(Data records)
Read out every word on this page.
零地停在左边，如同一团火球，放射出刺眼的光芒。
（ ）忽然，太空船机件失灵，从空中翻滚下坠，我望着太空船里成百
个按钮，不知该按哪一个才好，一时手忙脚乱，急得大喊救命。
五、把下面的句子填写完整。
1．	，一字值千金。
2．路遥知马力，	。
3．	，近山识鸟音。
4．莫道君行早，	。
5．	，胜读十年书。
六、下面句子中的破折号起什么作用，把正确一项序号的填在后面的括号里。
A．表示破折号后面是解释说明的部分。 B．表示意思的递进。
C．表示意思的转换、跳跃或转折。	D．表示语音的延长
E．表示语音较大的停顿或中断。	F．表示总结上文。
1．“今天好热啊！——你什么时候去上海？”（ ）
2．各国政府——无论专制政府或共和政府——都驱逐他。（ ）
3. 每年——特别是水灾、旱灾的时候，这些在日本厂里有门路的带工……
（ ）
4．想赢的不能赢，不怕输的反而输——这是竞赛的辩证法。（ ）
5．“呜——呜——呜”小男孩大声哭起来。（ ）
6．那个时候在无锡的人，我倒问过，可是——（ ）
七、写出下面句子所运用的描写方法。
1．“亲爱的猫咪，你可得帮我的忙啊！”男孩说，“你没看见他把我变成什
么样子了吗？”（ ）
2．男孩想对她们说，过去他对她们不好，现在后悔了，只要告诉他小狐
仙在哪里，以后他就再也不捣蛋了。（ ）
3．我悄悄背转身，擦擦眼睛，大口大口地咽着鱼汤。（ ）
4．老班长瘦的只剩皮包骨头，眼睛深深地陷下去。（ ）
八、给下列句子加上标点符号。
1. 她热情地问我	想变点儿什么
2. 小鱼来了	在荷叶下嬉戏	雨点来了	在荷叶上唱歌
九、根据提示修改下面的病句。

**WRITTEN EXERCISE**.
Return each line of the records above exactly as it reads.

**COMPLETED EXERCISE**.
Read out every word on this page.
零地停在左边，如同一团火球，放射出刺眼的光芒。
（ ）忽然，太空船机件失灵，从空中翻滚下坠，我望着太空船里成百
个按钮，不知该按哪一个才好，一时手忙脚乱，急得大喊救命。
五、把下面的句子填写完整。
1．	，一字值千金。
2．路遥知马力，	。
3．	，近山识鸟音。
4．莫道君行早，	。
5．	，胜读十年书。
六、下面句子中的破折号起什么作用，把正确一项序号的填在后面的括号里。
A．表示破折号后面是解释说明的部分。 B．表示意思的递进。
C．表示意思的转换、跳跃或转折。	D．表示语音的延长
E．表示语音较大的停顿或中断。	F．表示总结上文。
1．“今天好热啊！——你什么时候去上海？”（ ）
2．各国政府——无论专制政府或共和政府——都驱逐他。（ ）
3. 每年——特别是水灾、旱灾的时候，这些在日本厂里有门路的带工……
（ ）
4．想赢的不能赢，不怕输的反而输——这是竞赛的辩证法。（ ）
5．“呜——呜——呜”小男孩大声哭起来。（ ）
6．那个时候在无锡的人，我倒问过，可是——（ ）
七、写出下面句子所运用的描写方法。
1．“亲爱的猫咪，你可得帮我的忙啊！”男孩说，“你没看见他把我变成什
么样子了吗？”（ ）
2．男孩想对她们说，过去他对她们不好，现在后悔了，只要告诉他小狐
仙在哪里，以后他就再也不捣蛋了。（ ）
3．我悄悄背转身，擦擦眼睛，大口大口地咽着鱼汤。（ ）
4．老班长瘦的只剩皮包骨头，眼睛深深地陷下去。（ ）
八、给下列句子加上标点符号。
1. 她热情地问我	想变点儿什么
2. 小鱼来了	在荷叶下嬉戏	雨点来了	在荷叶上唱歌
九、根据提示修改下面的病句。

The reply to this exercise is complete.